(Task data):
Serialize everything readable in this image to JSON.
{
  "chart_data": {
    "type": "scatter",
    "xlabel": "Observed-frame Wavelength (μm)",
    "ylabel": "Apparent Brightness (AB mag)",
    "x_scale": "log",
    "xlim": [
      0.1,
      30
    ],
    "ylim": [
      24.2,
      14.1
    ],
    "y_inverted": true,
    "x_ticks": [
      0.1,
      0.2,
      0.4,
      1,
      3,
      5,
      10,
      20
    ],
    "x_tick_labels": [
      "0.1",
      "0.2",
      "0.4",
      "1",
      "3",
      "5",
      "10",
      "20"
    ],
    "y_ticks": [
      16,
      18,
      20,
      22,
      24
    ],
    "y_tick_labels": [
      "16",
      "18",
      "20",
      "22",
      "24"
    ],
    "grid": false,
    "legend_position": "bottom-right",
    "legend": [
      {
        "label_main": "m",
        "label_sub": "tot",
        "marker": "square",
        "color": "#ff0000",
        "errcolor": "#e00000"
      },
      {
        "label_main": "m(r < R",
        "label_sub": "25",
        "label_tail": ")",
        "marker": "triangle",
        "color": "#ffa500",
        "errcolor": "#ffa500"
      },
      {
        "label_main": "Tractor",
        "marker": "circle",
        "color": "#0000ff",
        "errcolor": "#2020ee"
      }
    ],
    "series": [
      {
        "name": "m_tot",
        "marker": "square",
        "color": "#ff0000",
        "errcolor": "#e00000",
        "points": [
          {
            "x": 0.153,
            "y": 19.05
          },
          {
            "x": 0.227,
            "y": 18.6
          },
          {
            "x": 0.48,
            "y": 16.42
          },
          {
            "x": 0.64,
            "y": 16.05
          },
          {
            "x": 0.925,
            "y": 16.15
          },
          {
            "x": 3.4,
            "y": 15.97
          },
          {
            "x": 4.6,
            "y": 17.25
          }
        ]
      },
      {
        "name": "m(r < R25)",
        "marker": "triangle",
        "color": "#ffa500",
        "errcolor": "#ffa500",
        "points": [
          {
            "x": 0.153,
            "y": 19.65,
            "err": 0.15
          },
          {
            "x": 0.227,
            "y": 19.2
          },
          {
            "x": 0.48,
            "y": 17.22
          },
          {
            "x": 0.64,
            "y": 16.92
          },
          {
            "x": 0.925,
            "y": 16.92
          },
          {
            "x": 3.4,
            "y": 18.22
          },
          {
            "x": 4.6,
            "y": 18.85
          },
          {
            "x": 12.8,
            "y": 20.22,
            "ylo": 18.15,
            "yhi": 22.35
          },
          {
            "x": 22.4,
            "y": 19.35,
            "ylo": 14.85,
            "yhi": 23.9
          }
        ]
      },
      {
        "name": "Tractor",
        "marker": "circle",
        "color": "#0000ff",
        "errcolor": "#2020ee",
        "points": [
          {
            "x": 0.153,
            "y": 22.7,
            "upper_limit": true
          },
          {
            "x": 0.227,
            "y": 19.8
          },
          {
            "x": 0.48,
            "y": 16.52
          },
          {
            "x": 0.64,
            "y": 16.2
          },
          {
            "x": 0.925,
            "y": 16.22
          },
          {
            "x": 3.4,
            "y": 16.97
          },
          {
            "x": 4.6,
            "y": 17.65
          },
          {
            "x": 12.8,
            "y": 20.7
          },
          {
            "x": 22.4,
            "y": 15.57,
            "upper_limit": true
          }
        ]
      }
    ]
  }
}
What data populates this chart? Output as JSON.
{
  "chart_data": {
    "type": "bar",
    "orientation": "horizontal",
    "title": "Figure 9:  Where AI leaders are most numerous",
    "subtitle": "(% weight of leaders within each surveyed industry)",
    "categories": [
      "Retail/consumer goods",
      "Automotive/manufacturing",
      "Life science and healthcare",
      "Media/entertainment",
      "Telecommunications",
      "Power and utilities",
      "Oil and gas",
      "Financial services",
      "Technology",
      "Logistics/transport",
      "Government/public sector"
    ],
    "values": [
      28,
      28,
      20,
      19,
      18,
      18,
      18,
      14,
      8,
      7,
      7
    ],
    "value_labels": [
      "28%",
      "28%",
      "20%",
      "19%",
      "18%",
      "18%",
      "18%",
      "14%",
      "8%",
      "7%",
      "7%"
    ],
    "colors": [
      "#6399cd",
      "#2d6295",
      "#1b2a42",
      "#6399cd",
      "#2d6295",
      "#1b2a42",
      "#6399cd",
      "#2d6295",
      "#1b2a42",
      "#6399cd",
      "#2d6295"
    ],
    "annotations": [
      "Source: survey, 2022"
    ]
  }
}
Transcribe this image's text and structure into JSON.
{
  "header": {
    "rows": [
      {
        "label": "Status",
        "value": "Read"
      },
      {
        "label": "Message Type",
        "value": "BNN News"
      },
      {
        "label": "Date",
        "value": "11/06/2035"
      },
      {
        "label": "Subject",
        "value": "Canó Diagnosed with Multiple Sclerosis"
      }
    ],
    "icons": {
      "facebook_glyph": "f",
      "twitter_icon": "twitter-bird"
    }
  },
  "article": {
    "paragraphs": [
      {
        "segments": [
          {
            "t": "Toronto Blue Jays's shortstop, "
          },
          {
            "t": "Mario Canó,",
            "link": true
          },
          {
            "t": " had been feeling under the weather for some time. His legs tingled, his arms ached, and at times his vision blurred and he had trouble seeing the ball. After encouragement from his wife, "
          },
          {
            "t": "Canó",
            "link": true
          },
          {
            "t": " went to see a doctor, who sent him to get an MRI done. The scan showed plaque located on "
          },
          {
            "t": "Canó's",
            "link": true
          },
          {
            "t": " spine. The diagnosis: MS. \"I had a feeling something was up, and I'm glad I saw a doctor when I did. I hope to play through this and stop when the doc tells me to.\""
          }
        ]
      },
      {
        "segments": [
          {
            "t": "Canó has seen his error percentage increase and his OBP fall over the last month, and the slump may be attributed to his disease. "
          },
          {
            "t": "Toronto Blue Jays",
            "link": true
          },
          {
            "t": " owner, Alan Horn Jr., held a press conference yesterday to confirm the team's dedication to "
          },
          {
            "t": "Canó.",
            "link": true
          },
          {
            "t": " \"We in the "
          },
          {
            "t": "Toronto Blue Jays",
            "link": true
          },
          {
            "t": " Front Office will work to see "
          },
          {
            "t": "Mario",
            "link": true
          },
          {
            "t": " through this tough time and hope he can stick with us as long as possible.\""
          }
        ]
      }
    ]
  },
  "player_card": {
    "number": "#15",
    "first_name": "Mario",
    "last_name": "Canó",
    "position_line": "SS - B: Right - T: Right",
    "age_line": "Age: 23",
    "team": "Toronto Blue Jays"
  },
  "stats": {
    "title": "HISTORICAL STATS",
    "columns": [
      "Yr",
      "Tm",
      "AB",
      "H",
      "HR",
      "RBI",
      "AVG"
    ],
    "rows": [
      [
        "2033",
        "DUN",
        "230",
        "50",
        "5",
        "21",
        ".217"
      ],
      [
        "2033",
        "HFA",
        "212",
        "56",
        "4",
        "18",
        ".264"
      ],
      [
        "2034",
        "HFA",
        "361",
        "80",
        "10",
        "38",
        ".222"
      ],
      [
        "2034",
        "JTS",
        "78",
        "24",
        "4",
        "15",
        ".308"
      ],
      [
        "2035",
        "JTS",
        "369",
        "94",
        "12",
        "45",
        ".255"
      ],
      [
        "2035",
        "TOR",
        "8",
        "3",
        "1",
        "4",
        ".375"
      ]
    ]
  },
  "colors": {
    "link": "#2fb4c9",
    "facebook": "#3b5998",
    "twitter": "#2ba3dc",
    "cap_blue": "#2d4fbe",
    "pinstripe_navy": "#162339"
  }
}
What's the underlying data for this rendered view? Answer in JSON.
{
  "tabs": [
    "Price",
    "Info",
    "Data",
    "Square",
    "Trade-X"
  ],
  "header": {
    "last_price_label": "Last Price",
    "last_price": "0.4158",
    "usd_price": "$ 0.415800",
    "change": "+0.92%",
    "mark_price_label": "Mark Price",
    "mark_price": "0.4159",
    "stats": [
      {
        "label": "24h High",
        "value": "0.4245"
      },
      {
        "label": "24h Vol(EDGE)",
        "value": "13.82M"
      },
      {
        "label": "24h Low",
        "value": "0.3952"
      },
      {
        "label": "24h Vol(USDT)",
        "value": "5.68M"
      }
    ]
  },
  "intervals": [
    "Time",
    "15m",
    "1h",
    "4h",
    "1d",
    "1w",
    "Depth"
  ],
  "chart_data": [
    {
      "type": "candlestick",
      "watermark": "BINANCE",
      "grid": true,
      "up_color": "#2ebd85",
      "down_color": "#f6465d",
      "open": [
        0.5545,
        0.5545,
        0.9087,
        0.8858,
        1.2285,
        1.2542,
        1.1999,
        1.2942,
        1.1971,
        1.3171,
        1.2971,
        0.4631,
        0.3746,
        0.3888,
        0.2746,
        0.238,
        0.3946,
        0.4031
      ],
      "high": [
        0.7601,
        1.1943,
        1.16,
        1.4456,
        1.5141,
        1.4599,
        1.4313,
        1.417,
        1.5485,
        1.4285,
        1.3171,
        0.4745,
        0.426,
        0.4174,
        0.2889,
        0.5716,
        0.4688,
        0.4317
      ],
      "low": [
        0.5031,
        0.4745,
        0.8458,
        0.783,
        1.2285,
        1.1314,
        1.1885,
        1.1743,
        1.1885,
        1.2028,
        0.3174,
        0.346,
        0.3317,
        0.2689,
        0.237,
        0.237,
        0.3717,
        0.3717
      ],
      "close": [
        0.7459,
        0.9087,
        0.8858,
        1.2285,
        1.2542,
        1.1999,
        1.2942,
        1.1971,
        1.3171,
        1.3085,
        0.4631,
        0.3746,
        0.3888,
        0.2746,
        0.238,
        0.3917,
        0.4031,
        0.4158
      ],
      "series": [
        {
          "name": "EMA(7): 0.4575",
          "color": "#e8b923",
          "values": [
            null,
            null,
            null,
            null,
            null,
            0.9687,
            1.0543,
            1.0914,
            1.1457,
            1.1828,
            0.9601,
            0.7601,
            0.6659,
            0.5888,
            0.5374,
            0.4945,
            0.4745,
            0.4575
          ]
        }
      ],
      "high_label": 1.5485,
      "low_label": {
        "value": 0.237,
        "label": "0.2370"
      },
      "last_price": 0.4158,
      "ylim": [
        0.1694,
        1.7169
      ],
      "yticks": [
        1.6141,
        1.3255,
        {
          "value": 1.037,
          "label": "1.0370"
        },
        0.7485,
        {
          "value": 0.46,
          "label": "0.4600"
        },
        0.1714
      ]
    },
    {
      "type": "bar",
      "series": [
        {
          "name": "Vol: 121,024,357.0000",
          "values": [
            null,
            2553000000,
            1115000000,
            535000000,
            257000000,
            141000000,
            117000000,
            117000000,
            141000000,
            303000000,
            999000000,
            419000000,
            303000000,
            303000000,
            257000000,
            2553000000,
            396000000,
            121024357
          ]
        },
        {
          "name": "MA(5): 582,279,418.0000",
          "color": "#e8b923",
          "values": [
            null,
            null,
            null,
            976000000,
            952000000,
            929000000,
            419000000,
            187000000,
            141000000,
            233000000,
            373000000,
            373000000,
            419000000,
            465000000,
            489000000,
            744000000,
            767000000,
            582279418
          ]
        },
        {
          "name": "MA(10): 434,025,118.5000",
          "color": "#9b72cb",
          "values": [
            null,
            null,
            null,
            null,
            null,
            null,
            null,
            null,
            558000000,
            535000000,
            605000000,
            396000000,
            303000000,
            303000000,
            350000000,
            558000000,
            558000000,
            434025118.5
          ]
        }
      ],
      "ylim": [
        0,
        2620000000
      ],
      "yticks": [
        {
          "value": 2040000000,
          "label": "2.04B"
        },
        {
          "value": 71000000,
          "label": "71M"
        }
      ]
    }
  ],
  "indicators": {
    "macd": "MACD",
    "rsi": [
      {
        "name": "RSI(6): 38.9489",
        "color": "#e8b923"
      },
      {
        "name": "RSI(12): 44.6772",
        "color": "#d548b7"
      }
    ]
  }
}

(The problem): Search the preceding listing for the word "Mario" and pull out every line that holds it.

(Result for this task):
            "t": "Mario Canó,",
            "t": "Mario",
    "first_name": "Mario",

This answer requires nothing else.